**Written instruction:** Omit the images, then print each record below exactly as it reads.

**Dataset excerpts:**
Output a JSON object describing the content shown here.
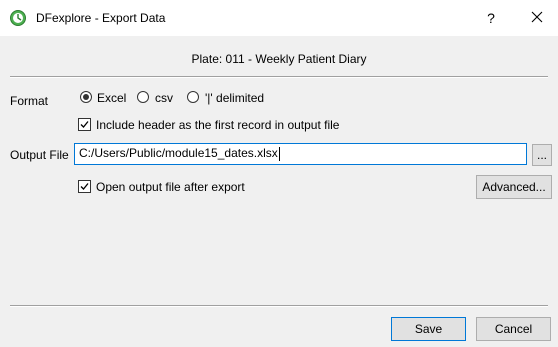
{
  "window": {
    "title": "DFexplore - Export Data",
    "help_label": "?"
  },
  "plate_label": "Plate: 011 - Weekly Patient Diary",
  "format": {
    "label": "Format",
    "options": [
      "Excel",
      "csv",
      "'|' delimited"
    ],
    "selected": "Excel"
  },
  "include_header": {
    "label": "Include header as the first record in output file",
    "checked": true
  },
  "output_file": {
    "label": "Output File",
    "value": "C:/Users/Public/module15_dates.xlsx",
    "browse_label": "..."
  },
  "open_after": {
    "label": "Open output file after export",
    "checked": true
  },
  "advanced_label": "Advanced...",
  "buttons": {
    "save": "Save",
    "cancel": "Cancel"
  },
  "icons": {
    "app": "dfexplore-app-icon",
    "close": "close-icon",
    "check": "checkmark-icon"
  },
  "colors": {
    "focus_border": "#0078d7",
    "app_icon": "#5cb85c"
  }
}
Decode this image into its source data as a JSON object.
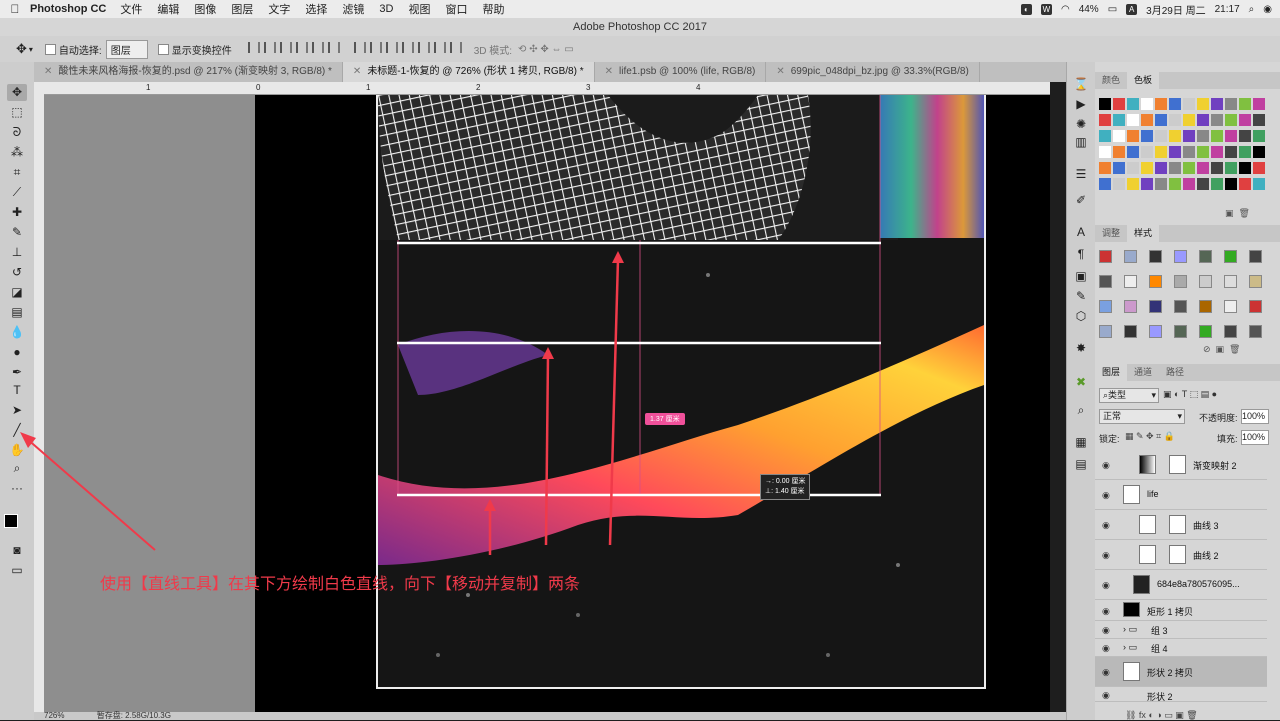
{
  "menubar": {
    "app": "Photoshop CC",
    "items": [
      "文件",
      "编辑",
      "图像",
      "图层",
      "文字",
      "选择",
      "滤镜",
      "3D",
      "视图",
      "窗口",
      "帮助"
    ],
    "battery": "44%",
    "date": "3月29日 周二",
    "time": "21:17"
  },
  "window_title": "Adobe Photoshop CC 2017",
  "options": {
    "auto_select": "自动选择:",
    "auto_select_value": "图层",
    "show_transform": "显示变换控件",
    "mode_3d": "3D 模式:"
  },
  "tabs": [
    {
      "label": "酸性未来风格海报-恢复的.psd @ 217% (渐变映射 3, RGB/8) *"
    },
    {
      "label": "未标题-1-恢复的 @ 726% (形状 1 拷贝, RGB/8) *"
    },
    {
      "label": "life1.psb @ 100% (life, RGB/8)"
    },
    {
      "label": "699pic_048dpi_bz.jpg @ 33.3%(RGB/8)"
    }
  ],
  "ruler_labels": [
    "1",
    "0",
    "1",
    "2",
    "3",
    "4"
  ],
  "canvas": {
    "width_label": "1.37 厘米",
    "move_x": "→: 0.00 厘米",
    "move_y": "⊥: 1.40 厘米"
  },
  "annotation": "使用【直线工具】在其下方绘制白色直线，向下【移动并复制】两条",
  "status": {
    "zoom": "726%",
    "doc": "暂存盘: 2.58G/10.3G"
  },
  "panels": {
    "color_tabs": [
      "颜色",
      "色板"
    ],
    "adjust_tabs": [
      "调整",
      "样式"
    ],
    "layer_tabs": [
      "图层",
      "通道",
      "路径"
    ],
    "filter_kind": "类型",
    "blend_mode": "正常",
    "opacity_label": "不透明度:",
    "opacity_value": "100%",
    "lock_label": "锁定:",
    "fill_label": "填充:",
    "fill_value": "100%"
  },
  "layers": [
    {
      "name": "渐变映射 2"
    },
    {
      "name": "life"
    },
    {
      "name": "曲线 3"
    },
    {
      "name": "曲线 2"
    },
    {
      "name": "684e8a780576095..."
    },
    {
      "name": "矩形 1 拷贝"
    },
    {
      "name": "组 3"
    },
    {
      "name": "组 4"
    },
    {
      "name": "形状 2 拷贝"
    },
    {
      "name": "形状 2"
    }
  ],
  "colors": {
    "annotation": "#f03a4a",
    "guide": "#d94f86",
    "badge": "#f0509a"
  },
  "icons": [
    "apple-icon",
    "move-icon",
    "marquee-icon",
    "lasso-icon",
    "magic-wand-icon",
    "crop-icon",
    "eyedropper-icon",
    "brush-icon",
    "eraser-icon",
    "text-icon",
    "pen-icon",
    "line-icon",
    "hand-icon",
    "zoom-icon",
    "eye-icon"
  ]
}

**Correct output:**
Output a JSON object describing the content shown here.
{
  "window": {
    "title": "DFexplore - Export Data",
    "help_label": "?"
  },
  "plate_label": "Plate: 011 - Weekly Patient Diary",
  "format": {
    "label": "Format",
    "options": [
      "Excel",
      "csv",
      "'|' delimited"
    ],
    "selected": "Excel"
  },
  "include_header": {
    "label": "Include header as the first record in output file",
    "checked": true
  },
  "output_file": {
    "label": "Output File",
    "value": "C:/Users/Public/module15_dates.xlsx",
    "browse_label": "..."
  },
  "open_after": {
    "label": "Open output file after export",
    "checked": true
  },
  "advanced_label": "Advanced...",
  "buttons": {
    "save": "Save",
    "cancel": "Cancel"
  },
  "icons": {
    "app": "dfexplore-app-icon",
    "close": "close-icon",
    "check": "checkmark-icon"
  },
  "colors": {
    "focus_border": "#0078d7",
    "app_icon": "#5cb85c"
  }
}
Decode this image into its source data as a JSON object.
{
  "menubar": {
    "app": "Photoshop CC",
    "items": [
      "文件",
      "编辑",
      "图像",
      "图层",
      "文字",
      "选择",
      "滤镜",
      "3D",
      "视图",
      "窗口",
      "帮助"
    ],
    "battery": "44%",
    "date": "3月29日 周二",
    "time": "21:17"
  },
  "window_title": "Adobe Photoshop CC 2017",
  "options": {
    "auto_select": "自动选择:",
    "auto_select_value": "图层",
    "show_transform": "显示变换控件",
    "mode_3d": "3D 模式:"
  },
  "tabs": [
    {
      "label": "酸性未来风格海报-恢复的.psd @ 217% (渐变映射 3, RGB/8) *"
    },
    {
      "label": "未标题-1-恢复的 @ 726% (形状 1 拷贝, RGB/8) *"
    },
    {
      "label": "life1.psb @ 100% (life, RGB/8)"
    },
    {
      "label": "699pic_048dpi_bz.jpg @ 33.3%(RGB/8)"
    }
  ],
  "ruler_labels": [
    "1",
    "0",
    "1",
    "2",
    "3",
    "4"
  ],
  "canvas": {
    "width_label": "1.37 厘米",
    "move_x": "→: 0.00 厘米",
    "move_y": "⊥: 1.40 厘米"
  },
  "annotation": "使用【直线工具】在其下方绘制白色直线，向下【移动并复制】两条",
  "status": {
    "zoom": "726%",
    "doc": "暂存盘: 2.58G/10.3G"
  },
  "panels": {
    "color_tabs": [
      "颜色",
      "色板"
    ],
    "adjust_tabs": [
      "调整",
      "样式"
    ],
    "layer_tabs": [
      "图层",
      "通道",
      "路径"
    ],
    "filter_kind": "类型",
    "blend_mode": "正常",
    "opacity_label": "不透明度:",
    "opacity_value": "100%",
    "lock_label": "锁定:",
    "fill_label": "填充:",
    "fill_value": "100%"
  },
  "layers": [
    {
      "name": "渐变映射 2"
    },
    {
      "name": "life"
    },
    {
      "name": "曲线 3"
    },
    {
      "name": "曲线 2"
    },
    {
      "name": "684e8a780576095..."
    },
    {
      "name": "矩形 1 拷贝"
    },
    {
      "name": "组 3"
    },
    {
      "name": "组 4"
    },
    {
      "name": "形状 2 拷贝"
    },
    {
      "name": "形状 2"
    }
  ],
  "colors": {
    "annotation": "#f03a4a",
    "guide": "#d94f86",
    "badge": "#f0509a"
  },
  "icons": [
    "apple-icon",
    "move-icon",
    "marquee-icon",
    "lasso-icon",
    "magic-wand-icon",
    "crop-icon",
    "eyedropper-icon",
    "brush-icon",
    "eraser-icon",
    "text-icon",
    "pen-icon",
    "line-icon",
    "hand-icon",
    "zoom-icon",
    "eye-icon"
  ]
}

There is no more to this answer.